Stored records:
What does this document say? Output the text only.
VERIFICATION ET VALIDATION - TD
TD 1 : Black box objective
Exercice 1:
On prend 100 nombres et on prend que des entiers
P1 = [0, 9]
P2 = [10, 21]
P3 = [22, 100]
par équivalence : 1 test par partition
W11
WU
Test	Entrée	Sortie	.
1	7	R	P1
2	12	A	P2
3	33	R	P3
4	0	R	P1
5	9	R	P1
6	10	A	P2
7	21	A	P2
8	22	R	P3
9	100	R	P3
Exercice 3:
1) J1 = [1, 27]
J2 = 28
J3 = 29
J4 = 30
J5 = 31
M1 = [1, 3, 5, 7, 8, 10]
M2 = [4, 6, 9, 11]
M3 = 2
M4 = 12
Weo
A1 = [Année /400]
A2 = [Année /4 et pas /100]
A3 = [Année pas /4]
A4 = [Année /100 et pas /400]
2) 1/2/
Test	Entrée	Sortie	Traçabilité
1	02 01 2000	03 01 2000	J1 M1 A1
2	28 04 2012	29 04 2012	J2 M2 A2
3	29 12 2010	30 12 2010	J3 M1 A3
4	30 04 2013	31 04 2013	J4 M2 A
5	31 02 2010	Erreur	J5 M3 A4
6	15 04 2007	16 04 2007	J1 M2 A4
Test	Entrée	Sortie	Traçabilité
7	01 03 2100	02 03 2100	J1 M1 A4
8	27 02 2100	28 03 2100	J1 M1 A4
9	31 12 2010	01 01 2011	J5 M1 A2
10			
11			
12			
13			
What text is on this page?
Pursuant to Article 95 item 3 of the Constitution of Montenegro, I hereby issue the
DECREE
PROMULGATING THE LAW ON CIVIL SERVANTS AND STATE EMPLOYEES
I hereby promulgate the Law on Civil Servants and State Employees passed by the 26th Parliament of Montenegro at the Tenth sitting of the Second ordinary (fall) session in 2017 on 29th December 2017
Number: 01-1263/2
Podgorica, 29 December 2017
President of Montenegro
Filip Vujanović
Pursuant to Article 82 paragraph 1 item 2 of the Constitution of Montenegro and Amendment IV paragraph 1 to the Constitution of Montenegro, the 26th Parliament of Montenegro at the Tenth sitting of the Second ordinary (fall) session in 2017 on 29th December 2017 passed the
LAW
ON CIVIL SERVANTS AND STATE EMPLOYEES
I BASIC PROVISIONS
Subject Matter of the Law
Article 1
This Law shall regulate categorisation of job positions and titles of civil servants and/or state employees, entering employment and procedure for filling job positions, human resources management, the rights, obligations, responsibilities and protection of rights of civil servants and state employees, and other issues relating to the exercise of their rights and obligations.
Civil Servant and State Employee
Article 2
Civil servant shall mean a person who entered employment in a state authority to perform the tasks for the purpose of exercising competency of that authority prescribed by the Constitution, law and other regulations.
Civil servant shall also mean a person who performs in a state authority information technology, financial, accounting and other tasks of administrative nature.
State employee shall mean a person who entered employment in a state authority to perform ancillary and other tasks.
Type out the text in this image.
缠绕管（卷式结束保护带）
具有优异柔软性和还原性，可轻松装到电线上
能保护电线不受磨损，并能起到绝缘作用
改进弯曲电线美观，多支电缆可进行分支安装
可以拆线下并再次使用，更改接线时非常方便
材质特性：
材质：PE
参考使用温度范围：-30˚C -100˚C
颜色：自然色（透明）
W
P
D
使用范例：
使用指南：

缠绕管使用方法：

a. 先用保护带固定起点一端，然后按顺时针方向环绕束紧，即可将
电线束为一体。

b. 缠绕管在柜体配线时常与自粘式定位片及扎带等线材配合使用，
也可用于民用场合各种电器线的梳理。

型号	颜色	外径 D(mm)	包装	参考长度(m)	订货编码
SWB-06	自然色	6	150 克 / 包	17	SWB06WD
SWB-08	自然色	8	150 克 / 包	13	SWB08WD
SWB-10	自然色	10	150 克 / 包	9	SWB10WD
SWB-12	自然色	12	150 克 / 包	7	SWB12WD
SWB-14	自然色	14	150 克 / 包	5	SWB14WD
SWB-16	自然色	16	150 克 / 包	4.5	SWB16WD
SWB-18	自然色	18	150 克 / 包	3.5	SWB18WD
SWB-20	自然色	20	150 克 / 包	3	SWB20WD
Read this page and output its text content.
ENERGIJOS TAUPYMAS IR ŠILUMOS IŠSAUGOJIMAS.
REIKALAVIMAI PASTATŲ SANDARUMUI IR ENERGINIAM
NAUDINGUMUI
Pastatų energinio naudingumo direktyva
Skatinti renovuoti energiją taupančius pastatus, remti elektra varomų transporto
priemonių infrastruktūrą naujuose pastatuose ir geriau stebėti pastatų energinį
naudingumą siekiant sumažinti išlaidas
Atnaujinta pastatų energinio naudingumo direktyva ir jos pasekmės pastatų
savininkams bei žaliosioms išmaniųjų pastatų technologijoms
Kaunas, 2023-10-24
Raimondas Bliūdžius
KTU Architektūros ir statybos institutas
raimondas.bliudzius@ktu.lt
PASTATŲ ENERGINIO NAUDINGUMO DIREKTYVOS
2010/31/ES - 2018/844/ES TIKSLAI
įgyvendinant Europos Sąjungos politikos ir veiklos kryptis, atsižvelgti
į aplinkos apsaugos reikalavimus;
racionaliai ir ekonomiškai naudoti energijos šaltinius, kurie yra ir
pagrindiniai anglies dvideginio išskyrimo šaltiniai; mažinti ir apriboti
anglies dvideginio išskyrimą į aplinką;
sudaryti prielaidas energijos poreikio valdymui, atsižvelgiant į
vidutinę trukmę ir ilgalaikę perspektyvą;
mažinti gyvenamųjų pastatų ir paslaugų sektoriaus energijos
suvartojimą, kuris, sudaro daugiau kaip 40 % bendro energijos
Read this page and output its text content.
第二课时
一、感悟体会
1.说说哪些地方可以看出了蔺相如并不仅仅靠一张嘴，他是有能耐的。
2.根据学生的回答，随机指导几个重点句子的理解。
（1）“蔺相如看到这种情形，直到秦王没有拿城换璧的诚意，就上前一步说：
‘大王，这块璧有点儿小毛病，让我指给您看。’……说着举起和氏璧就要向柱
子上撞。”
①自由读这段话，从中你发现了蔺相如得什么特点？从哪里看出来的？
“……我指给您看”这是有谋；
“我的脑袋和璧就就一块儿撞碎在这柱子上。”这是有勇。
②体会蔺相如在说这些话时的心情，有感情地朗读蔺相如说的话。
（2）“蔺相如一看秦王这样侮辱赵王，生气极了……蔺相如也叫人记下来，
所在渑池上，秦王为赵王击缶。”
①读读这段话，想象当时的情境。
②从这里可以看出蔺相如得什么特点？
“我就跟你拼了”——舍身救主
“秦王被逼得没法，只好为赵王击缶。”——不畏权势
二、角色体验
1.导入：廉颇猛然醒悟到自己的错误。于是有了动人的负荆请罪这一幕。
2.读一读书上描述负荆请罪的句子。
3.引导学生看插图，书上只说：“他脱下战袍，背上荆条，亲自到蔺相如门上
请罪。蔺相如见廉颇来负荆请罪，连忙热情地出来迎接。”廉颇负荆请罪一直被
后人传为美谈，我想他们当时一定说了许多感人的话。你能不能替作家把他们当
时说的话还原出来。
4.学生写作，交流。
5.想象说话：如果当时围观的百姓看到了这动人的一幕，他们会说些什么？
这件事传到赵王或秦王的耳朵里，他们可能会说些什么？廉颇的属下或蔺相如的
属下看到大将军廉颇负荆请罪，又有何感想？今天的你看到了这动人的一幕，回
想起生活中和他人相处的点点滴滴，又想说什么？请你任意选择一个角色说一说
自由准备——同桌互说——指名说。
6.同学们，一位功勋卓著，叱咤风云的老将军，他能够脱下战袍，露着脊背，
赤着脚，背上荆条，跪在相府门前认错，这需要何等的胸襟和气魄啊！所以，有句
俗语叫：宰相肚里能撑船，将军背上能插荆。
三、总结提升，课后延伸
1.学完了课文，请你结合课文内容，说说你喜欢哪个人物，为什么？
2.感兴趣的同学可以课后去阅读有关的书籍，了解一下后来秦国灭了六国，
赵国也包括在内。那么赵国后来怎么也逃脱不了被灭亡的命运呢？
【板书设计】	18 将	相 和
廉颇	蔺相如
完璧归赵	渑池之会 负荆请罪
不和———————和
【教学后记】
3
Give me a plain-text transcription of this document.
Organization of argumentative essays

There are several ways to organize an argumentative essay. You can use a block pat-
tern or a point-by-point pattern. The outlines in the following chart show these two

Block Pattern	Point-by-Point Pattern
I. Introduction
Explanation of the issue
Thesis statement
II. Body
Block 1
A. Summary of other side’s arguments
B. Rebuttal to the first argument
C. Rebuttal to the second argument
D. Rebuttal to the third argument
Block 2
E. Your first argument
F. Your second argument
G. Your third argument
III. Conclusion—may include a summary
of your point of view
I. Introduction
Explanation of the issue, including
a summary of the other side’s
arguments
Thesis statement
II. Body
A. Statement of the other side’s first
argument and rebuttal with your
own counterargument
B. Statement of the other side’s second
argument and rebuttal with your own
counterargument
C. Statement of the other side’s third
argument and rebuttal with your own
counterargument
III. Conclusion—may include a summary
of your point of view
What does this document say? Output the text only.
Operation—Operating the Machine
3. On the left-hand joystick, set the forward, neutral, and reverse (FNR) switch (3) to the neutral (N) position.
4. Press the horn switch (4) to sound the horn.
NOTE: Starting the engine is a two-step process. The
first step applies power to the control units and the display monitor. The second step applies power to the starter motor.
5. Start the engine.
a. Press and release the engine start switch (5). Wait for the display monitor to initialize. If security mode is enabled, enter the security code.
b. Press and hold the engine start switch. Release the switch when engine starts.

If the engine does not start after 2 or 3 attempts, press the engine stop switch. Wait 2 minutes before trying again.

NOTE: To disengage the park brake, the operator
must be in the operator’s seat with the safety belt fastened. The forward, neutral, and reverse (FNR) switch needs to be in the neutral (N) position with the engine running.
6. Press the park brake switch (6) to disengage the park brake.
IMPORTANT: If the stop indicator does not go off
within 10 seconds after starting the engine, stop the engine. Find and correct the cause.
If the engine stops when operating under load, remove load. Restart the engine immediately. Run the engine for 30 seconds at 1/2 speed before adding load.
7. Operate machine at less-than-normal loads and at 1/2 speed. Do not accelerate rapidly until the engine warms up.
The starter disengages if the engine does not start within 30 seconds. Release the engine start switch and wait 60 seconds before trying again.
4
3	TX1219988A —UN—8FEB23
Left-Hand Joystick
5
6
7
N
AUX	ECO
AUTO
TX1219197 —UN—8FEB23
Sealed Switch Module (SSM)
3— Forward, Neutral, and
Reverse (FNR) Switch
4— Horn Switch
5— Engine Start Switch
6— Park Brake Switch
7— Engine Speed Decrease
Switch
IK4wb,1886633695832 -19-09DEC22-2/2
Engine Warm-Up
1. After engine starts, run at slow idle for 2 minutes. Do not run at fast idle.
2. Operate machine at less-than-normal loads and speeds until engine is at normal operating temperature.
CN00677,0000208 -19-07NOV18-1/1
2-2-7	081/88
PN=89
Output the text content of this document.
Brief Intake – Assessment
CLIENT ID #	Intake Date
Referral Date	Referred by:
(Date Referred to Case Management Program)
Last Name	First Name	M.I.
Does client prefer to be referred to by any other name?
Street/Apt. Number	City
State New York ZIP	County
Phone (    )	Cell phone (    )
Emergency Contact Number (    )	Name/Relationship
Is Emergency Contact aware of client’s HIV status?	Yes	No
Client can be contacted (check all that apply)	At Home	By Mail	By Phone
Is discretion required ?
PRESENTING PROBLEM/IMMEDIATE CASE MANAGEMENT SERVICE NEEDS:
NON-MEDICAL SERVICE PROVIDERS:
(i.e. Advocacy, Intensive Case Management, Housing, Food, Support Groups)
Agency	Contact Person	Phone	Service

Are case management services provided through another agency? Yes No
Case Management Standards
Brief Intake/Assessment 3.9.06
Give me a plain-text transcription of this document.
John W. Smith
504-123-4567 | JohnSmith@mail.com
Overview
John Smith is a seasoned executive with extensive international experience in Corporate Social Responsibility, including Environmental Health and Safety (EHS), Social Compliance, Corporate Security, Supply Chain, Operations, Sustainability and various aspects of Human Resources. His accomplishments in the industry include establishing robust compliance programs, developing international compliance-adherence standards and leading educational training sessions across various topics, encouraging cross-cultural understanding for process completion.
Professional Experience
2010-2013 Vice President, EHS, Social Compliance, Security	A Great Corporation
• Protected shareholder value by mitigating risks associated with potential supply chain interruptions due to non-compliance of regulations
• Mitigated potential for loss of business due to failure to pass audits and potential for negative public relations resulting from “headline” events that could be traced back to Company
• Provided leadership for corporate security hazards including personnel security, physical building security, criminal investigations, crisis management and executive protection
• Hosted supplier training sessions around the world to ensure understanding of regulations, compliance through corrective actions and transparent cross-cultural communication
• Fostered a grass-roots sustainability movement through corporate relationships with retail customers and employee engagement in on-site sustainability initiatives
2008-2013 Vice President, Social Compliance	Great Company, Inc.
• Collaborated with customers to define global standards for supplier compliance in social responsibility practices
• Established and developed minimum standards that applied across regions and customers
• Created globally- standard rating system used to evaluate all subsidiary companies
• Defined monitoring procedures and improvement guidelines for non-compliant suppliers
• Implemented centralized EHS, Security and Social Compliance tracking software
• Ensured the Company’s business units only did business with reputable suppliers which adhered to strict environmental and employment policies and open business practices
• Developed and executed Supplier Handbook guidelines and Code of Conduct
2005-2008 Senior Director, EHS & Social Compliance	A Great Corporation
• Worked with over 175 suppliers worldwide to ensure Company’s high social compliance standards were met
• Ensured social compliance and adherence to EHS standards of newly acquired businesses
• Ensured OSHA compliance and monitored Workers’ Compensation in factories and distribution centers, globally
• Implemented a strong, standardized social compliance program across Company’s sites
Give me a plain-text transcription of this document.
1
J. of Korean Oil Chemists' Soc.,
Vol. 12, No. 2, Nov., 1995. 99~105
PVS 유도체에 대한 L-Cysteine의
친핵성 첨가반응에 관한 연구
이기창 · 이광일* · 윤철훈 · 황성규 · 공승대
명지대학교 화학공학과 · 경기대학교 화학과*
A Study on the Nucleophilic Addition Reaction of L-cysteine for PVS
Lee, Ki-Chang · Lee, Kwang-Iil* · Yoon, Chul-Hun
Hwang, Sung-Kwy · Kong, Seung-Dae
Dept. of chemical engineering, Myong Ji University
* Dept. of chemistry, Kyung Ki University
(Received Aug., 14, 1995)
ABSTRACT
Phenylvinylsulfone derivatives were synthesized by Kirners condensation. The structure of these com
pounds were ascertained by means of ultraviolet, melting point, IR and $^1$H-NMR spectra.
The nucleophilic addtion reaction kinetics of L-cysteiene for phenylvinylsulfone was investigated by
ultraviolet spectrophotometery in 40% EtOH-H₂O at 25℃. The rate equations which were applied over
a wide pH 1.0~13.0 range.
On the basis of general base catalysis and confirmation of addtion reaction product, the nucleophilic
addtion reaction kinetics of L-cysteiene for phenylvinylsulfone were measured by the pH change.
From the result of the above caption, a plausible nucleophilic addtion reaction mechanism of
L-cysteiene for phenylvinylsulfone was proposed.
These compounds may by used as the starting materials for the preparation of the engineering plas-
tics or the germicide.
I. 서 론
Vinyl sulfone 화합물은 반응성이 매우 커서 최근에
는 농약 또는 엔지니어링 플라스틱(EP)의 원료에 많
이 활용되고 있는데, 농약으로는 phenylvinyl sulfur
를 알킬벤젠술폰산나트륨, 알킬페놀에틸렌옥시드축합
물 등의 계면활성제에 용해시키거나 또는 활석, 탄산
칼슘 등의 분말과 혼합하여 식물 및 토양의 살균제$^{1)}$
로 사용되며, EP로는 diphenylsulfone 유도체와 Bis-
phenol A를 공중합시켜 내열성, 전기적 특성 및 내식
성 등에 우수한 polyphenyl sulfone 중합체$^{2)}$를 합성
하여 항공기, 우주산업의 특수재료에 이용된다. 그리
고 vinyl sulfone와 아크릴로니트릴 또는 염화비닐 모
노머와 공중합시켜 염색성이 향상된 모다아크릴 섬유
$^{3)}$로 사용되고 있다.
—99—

Written request: Filter the data, keeping only the lines that contain "Intake".

Response:
Brief Intake – Assessment
CLIENT ID #	Intake Date
Brief Intake/Assessment 3.9.06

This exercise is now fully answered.